— start of Source data —
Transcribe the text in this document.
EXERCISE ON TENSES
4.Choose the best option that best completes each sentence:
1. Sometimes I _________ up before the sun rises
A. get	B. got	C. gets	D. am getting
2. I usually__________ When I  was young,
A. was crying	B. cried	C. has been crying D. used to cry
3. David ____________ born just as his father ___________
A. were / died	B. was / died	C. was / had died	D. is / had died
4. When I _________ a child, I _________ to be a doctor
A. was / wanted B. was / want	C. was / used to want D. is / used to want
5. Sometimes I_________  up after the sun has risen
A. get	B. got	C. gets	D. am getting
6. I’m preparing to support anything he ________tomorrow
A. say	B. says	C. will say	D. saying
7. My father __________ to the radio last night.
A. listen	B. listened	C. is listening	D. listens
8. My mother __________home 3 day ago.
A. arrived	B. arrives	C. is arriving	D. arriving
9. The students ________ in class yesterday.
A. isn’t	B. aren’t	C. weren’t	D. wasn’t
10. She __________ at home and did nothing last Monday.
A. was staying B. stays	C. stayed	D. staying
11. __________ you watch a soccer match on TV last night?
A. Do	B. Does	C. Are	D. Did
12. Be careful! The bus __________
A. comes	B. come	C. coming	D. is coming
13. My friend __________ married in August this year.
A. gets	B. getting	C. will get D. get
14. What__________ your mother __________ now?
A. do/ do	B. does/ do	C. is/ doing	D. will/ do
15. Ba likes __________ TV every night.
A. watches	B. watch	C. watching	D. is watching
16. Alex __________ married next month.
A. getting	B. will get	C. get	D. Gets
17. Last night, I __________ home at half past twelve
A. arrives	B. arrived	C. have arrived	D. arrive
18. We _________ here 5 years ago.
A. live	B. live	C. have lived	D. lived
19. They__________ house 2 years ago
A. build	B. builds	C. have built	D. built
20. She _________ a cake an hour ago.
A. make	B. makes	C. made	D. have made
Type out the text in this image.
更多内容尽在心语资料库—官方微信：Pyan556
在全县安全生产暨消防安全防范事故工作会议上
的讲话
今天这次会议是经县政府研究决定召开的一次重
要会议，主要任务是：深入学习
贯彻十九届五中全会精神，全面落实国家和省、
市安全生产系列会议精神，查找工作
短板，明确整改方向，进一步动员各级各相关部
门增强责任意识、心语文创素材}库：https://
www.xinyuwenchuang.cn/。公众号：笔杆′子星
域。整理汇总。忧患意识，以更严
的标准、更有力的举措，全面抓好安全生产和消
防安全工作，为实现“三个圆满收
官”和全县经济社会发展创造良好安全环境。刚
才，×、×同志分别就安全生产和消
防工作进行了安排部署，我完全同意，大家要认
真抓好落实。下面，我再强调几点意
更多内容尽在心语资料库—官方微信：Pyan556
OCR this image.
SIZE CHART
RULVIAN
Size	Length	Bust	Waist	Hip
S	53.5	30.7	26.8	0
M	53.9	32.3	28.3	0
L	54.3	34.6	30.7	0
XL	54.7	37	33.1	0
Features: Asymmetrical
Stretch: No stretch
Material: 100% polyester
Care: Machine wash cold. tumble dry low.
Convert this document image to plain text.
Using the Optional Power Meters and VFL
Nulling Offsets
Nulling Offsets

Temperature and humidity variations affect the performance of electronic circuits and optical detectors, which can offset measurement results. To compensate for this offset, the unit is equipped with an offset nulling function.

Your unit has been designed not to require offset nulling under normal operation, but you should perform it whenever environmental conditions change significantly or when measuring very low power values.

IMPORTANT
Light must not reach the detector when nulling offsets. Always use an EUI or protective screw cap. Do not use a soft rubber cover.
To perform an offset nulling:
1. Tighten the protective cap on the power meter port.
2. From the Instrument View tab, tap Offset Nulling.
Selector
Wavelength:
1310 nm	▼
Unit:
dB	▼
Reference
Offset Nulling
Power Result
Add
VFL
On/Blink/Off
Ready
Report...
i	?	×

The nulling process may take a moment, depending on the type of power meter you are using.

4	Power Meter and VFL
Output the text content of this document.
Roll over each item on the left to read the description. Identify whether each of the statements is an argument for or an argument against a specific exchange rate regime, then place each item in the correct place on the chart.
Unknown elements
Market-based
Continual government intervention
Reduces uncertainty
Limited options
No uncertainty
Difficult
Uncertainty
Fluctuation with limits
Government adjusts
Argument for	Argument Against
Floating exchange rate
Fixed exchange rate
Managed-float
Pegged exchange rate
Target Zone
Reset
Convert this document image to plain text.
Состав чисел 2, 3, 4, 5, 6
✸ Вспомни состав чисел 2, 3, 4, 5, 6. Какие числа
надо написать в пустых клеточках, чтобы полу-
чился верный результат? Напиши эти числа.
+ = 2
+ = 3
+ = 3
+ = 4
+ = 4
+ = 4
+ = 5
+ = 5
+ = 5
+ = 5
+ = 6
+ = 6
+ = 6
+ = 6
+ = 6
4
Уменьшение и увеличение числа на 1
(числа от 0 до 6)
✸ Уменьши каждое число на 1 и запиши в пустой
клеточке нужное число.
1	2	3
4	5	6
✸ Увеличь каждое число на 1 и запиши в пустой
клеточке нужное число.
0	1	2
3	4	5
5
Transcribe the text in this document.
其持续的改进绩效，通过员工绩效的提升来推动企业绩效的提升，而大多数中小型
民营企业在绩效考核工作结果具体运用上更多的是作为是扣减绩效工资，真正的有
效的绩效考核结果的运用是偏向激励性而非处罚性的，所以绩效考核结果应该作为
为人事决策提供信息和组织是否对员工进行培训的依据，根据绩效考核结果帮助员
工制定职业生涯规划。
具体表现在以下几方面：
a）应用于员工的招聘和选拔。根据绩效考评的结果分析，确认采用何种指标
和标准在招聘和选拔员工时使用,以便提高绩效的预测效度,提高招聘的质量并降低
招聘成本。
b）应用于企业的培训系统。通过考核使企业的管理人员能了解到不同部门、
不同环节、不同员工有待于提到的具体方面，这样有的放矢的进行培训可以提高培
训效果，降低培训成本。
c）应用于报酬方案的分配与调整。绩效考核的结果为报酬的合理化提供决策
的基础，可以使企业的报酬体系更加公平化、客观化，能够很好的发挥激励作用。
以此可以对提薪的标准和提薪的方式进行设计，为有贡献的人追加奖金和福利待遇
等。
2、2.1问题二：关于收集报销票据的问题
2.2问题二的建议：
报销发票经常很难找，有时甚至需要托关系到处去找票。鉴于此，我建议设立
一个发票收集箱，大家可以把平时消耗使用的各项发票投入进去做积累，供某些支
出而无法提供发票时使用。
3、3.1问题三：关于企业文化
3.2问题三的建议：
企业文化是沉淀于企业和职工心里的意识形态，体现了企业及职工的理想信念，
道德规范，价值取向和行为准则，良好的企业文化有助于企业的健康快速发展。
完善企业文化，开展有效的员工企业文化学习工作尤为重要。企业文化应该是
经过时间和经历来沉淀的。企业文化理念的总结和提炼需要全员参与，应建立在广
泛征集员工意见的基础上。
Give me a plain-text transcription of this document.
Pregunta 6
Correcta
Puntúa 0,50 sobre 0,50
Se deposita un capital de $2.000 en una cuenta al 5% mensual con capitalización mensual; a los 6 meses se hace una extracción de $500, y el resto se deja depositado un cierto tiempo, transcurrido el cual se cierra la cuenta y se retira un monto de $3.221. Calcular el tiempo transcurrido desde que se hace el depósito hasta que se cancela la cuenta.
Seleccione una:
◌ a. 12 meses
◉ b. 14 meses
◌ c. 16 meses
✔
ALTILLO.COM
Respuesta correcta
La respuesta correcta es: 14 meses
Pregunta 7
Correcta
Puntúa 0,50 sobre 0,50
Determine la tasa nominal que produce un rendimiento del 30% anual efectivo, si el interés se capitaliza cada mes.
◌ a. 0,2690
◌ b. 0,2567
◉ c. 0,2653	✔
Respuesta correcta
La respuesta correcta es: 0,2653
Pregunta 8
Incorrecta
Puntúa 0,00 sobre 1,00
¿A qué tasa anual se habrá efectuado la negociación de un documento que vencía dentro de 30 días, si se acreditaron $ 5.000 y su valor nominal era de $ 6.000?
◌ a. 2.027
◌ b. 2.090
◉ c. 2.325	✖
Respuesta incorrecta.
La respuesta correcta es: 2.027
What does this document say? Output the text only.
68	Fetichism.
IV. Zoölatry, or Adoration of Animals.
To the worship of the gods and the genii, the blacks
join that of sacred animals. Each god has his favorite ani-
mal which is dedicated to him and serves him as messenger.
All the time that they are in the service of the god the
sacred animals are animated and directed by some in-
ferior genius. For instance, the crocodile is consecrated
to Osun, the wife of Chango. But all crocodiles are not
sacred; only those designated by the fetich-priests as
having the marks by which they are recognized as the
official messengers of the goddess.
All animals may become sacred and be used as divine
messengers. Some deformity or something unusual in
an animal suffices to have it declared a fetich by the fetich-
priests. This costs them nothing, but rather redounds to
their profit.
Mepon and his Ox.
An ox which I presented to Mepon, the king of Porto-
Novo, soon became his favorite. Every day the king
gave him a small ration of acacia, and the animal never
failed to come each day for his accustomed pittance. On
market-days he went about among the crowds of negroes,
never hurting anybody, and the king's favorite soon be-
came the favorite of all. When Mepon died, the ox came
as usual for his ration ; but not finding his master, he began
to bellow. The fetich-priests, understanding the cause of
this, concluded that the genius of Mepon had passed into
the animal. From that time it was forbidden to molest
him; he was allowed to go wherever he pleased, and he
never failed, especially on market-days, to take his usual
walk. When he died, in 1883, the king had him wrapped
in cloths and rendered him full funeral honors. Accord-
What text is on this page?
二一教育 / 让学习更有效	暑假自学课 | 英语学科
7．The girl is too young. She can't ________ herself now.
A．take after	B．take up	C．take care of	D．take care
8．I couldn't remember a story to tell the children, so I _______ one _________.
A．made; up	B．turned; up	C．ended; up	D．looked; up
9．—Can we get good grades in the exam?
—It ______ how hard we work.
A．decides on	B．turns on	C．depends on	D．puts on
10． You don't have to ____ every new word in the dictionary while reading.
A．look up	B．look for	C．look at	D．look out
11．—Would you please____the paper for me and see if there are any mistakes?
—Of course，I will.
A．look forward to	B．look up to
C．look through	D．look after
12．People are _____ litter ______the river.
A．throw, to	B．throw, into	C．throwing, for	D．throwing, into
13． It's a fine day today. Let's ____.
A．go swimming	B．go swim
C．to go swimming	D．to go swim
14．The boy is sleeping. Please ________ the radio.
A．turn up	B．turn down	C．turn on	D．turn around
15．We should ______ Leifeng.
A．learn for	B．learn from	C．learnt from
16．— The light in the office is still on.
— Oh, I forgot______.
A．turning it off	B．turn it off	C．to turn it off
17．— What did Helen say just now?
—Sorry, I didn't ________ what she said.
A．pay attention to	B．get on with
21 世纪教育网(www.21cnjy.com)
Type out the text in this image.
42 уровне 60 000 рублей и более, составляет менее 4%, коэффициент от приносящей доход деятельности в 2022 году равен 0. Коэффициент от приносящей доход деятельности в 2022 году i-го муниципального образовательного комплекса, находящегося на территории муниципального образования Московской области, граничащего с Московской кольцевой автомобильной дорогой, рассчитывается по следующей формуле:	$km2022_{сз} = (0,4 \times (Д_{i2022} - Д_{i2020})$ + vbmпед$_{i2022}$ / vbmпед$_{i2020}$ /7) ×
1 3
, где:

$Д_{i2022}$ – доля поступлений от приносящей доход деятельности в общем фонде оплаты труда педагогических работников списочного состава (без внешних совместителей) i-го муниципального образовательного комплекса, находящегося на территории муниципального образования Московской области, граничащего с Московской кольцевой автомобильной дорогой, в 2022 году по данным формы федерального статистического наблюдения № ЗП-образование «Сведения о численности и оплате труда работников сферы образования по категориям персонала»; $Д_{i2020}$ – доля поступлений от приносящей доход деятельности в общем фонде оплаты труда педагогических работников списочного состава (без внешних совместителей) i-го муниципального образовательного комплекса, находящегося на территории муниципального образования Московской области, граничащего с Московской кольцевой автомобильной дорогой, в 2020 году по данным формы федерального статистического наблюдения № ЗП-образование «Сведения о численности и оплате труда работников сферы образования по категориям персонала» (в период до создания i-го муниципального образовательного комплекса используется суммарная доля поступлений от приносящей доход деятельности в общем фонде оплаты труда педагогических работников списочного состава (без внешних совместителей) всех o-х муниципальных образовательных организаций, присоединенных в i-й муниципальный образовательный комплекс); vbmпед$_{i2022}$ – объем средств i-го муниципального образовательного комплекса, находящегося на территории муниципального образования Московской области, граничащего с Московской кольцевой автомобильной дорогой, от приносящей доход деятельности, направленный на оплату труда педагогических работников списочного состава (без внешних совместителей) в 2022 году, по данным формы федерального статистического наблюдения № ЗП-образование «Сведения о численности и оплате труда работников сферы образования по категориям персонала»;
— end of Source data —
▸ **Task prompt**:
Select all lines in the listing above where the word "radio" appears, and show them.

▸ **Response below**:
7. My father __________ to the radio last night.
14．The boy is sleeping. Please ________ the radio.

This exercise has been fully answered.